Objective
Return the records that follow unaltered. Omit every picture.

Stored entries:

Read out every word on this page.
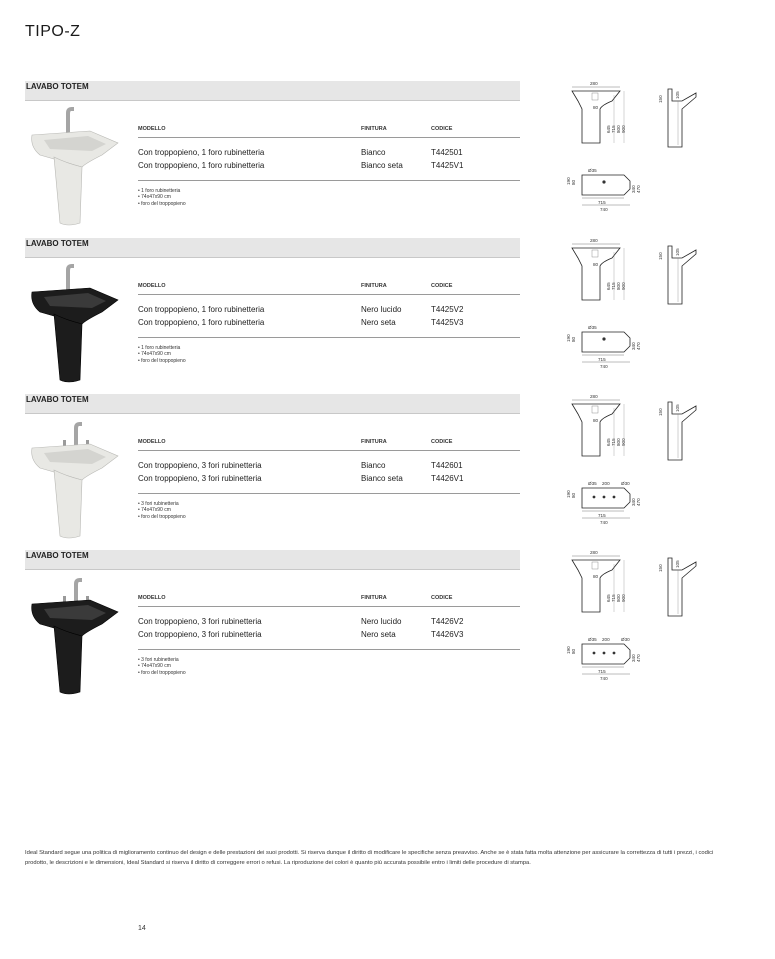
TIPO-Z
LAVABO TOTEM
MODELLO	FINITURA	CODICE
Con troppopieno, 1 foro rubinetteria	Bianco	T442501
Con troppopieno, 1 foro rubinetteria	Bianco seta	T4425V1
• 1 foro rubinetteria
• 74x47x90 cm
• foro del troppopieno
280
80
645 715 800 900
150
105
Ø35
190 80
340 470
715
740
LAVABO TOTEM
MODELLO	FINITURA	CODICE
Con troppopieno, 1 foro rubinetteria	Nero lucido	T4425V2
Con troppopieno, 1 foro rubinetteria	Nero seta	T4425V3
• 1 foro rubinetteria
• 74x47x90 cm
• foro del troppopieno
280
80
645 715 800 900
150
105
Ø35
190 80
340 470
715
740
LAVABO TOTEM
MODELLO	FINITURA	CODICE
Con troppopieno, 3 fori rubinetteria	Bianco	T442601
Con troppopieno, 3 fori rubinetteria	Bianco seta	T4426V1
• 3 fori rubinetteria
• 74x47x90 cm
• foro del troppopieno
280
80
645 715 800 900
150
105
Ø35 200 Ø30
190 80
340 470
715
740
LAVABO TOTEM
MODELLO	FINITURA	CODICE
Con troppopieno, 3 fori rubinetteria	Nero lucido	T4426V2
Con troppopieno, 3 fori rubinetteria	Nero seta	T4426V3
• 3 fori rubinetteria
• 74x47x90 cm
• foro del troppopieno
280
80
645 715 800 900
150
105
Ø35 200 Ø30
190 80
340 470
715
740
Ideal Standard segue una politica di miglioramento continuo del design e delle prestazioni dei suoi prodotti. Si riserva dunque il diritto di modificare le specifiche senza preavviso. Anche se è stata fatta molta attenzione per assicurare la correttezza di tutti i prezzi, i codici prodotto, le descrizioni e le dimensioni, Ideal Standard si riserva il diritto di correggere errori o refusi. La riproduzione dei colori è quanto più accurata possibile entro i limiti delle procedure di stampa.
14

Written reply
Read out every word on this page.
TIPO-Z
LAVABO TOTEM
MODELLO	FINITURA	CODICE
Con troppopieno, 1 foro rubinetteria	Bianco	T442501
Con troppopieno, 1 foro rubinetteria	Bianco seta	T4425V1
• 1 foro rubinetteria
• 74x47x90 cm
• foro del troppopieno
280
80
645 715 800 900
150
105
Ø35
190 80
340 470
715
740
LAVABO TOTEM
MODELLO	FINITURA	CODICE
Con troppopieno, 1 foro rubinetteria	Nero lucido	T4425V2
Con troppopieno, 1 foro rubinetteria	Nero seta	T4425V3
• 1 foro rubinetteria
• 74x47x90 cm
• foro del troppopieno
280
80
645 715 800 900
150
105
Ø35
190 80
340 470
715
740
LAVABO TOTEM
MODELLO	FINITURA	CODICE
Con troppopieno, 3 fori rubinetteria	Bianco	T442601
Con troppopieno, 3 fori rubinetteria	Bianco seta	T4426V1
• 3 fori rubinetteria
• 74x47x90 cm
• foro del troppopieno
280
80
645 715 800 900
150
105
Ø35 200 Ø30
190 80
340 470
715
740
LAVABO TOTEM
MODELLO	FINITURA	CODICE
Con troppopieno, 3 fori rubinetteria	Nero lucido	T4426V2
Con troppopieno, 3 fori rubinetteria	Nero seta	T4426V3
• 3 fori rubinetteria
• 74x47x90 cm
• foro del troppopieno
280
80
645 715 800 900
150
105
Ø35 200 Ø30
190 80
340 470
715
740
Ideal Standard segue una politica di miglioramento continuo del design e delle prestazioni dei suoi prodotti. Si riserva dunque il diritto di modificare le specifiche senza preavviso. Anche se è stata fatta molta attenzione per assicurare la correttezza di tutti i prezzi, i codici prodotto, le descrizioni e le dimensioni, Ideal Standard si riserva il diritto di correggere errori o refusi. La riproduzione dei colori è quanto più accurata possibile entro i limiti delle procedure di stampa.
14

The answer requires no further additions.